REQUEST
In the listing below, find every line containing "this" and copy it out.
-- begin PROVIDED DATA --
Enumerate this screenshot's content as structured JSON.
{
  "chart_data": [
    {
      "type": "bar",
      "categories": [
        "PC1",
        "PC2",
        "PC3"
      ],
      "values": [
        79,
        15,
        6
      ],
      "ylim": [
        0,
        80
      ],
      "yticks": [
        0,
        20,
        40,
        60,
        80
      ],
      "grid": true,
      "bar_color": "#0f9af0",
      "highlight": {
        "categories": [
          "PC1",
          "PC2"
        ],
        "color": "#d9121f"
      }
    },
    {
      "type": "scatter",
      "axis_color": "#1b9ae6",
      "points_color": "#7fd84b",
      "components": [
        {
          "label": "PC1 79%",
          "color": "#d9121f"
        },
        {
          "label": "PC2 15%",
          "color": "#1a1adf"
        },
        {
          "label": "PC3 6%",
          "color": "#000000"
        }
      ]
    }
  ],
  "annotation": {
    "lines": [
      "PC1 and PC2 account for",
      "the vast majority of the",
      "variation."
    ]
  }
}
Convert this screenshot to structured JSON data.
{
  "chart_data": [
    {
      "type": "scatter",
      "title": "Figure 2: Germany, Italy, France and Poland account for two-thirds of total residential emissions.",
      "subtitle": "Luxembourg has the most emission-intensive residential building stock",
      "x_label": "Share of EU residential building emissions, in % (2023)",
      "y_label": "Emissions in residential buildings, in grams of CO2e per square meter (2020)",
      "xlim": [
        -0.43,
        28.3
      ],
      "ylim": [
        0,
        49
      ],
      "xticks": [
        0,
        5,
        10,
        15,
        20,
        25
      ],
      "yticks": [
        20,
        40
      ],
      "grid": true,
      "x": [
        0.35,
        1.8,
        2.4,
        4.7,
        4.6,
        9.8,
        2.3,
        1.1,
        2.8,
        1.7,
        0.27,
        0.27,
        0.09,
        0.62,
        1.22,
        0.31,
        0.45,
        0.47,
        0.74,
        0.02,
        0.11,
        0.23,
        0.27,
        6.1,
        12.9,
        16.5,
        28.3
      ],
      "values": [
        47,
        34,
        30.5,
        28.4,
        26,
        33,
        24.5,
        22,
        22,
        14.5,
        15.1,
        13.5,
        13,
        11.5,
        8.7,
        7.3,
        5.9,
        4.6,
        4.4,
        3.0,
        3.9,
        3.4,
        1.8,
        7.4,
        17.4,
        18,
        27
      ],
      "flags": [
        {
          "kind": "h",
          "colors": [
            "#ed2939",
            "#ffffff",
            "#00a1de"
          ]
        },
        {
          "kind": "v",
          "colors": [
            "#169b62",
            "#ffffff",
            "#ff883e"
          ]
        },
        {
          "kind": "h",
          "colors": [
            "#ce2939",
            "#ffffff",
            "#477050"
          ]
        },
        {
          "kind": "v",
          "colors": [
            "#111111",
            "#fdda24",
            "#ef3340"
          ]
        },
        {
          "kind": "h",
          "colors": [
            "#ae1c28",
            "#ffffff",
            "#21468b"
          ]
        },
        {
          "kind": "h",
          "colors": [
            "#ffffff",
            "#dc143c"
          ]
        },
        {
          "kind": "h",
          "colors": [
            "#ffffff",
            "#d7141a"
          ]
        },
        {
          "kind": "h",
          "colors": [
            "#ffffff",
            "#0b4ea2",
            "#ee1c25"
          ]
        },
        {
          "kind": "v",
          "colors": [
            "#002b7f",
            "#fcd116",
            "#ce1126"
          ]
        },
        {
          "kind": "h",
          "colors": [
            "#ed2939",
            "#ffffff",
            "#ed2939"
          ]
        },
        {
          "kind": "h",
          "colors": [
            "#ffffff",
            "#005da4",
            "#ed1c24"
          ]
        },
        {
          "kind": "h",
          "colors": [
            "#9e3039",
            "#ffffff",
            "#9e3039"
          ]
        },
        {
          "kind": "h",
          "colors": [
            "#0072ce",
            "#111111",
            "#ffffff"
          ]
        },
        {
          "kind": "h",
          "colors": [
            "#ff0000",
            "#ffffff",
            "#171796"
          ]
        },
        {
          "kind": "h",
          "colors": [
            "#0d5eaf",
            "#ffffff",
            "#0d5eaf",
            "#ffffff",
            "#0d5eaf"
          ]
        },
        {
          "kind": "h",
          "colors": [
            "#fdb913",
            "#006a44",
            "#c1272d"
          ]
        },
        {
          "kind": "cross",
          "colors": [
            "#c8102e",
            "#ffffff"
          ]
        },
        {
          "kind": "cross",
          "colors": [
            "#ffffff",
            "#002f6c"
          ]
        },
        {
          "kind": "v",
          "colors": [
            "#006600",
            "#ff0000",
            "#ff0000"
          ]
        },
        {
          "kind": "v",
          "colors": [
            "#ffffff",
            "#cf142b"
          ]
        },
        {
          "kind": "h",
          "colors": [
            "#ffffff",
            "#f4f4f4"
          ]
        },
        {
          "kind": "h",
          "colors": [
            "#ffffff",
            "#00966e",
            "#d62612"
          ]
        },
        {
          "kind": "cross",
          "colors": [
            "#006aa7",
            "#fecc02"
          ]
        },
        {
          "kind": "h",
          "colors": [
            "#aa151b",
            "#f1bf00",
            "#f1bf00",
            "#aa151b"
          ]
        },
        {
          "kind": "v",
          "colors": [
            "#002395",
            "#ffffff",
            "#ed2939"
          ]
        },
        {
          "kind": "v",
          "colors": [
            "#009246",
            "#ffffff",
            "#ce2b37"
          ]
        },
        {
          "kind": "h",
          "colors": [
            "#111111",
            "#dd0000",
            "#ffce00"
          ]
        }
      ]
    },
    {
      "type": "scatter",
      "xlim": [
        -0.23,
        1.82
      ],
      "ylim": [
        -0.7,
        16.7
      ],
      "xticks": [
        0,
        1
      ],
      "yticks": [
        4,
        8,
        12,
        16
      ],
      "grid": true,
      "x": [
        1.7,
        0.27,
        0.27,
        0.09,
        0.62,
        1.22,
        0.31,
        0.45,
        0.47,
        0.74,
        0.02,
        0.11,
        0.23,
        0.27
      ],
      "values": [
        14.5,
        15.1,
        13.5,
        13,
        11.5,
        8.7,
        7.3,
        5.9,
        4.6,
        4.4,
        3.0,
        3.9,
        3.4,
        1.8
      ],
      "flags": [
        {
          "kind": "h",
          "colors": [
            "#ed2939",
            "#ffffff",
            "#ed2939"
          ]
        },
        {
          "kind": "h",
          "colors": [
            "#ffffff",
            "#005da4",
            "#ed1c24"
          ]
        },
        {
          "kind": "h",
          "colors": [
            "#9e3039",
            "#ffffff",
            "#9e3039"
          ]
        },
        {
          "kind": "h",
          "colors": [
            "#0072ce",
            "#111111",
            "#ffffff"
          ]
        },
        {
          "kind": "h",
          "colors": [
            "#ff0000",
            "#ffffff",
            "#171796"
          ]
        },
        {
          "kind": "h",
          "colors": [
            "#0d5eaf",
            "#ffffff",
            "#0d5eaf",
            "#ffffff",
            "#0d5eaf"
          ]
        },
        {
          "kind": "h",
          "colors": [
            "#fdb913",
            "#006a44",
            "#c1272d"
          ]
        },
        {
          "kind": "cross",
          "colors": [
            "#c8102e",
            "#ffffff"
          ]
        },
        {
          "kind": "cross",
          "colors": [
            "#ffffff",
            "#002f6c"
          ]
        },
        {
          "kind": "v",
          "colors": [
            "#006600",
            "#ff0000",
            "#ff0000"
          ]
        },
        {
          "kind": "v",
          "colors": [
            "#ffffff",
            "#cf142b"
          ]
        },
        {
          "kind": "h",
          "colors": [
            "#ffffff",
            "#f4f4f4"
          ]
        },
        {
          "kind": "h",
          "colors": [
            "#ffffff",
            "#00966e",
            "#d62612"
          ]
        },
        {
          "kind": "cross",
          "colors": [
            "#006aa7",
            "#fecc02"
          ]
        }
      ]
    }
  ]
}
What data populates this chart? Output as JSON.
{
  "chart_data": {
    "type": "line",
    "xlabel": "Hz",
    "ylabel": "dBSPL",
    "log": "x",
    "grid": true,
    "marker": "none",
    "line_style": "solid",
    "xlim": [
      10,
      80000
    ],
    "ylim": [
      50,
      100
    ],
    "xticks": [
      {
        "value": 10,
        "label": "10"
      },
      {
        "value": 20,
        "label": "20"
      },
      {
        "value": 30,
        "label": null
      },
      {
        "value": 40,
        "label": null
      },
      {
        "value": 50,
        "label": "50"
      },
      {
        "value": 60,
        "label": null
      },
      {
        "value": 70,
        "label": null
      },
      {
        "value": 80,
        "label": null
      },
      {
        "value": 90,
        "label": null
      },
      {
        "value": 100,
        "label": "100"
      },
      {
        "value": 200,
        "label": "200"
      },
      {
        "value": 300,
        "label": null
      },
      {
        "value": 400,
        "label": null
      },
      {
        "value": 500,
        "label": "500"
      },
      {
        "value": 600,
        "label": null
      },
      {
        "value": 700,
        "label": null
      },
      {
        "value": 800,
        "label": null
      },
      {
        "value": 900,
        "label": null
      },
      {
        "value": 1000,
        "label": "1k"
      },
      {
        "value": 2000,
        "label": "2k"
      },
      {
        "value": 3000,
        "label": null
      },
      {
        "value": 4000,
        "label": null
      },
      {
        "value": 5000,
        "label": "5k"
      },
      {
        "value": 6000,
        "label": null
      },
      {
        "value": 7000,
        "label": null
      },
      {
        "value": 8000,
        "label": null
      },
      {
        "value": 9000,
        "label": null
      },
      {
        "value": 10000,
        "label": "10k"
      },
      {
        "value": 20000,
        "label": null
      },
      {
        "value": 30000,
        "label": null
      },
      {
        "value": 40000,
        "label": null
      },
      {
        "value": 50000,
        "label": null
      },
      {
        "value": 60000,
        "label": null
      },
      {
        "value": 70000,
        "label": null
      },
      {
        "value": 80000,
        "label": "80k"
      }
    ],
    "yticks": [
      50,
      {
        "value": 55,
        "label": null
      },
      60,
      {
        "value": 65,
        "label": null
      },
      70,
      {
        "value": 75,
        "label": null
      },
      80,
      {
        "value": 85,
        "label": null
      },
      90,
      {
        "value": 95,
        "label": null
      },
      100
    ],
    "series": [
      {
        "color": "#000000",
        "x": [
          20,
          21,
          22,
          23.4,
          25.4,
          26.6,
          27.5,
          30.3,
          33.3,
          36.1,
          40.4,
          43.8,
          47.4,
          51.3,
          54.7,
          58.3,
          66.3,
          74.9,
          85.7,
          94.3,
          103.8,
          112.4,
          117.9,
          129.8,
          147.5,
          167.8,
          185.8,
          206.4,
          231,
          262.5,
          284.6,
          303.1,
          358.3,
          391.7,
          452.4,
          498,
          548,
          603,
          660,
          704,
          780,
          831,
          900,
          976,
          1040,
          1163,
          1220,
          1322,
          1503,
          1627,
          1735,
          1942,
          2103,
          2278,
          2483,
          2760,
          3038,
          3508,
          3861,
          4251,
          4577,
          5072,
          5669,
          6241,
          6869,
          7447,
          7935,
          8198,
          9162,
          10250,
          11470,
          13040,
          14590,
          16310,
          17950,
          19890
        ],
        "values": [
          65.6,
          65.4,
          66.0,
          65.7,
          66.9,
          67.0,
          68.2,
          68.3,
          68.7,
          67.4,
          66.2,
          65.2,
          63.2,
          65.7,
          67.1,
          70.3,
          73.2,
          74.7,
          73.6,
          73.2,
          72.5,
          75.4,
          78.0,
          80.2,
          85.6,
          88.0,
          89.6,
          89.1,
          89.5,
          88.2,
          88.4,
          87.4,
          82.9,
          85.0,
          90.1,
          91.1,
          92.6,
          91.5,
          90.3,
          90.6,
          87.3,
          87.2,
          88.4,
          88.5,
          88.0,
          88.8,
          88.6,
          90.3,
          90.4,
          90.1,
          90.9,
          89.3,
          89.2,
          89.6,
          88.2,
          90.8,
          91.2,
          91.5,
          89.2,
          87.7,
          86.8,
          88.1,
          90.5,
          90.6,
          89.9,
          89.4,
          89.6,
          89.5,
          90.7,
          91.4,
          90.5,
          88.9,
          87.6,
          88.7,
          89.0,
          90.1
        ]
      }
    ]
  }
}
-- end PROVIDED DATA --
EXERCISE ANSWER
Enumerate this screenshot's content as structured JSON.
Convert this screenshot to structured JSON data.
What data populates this chart? Output as JSON.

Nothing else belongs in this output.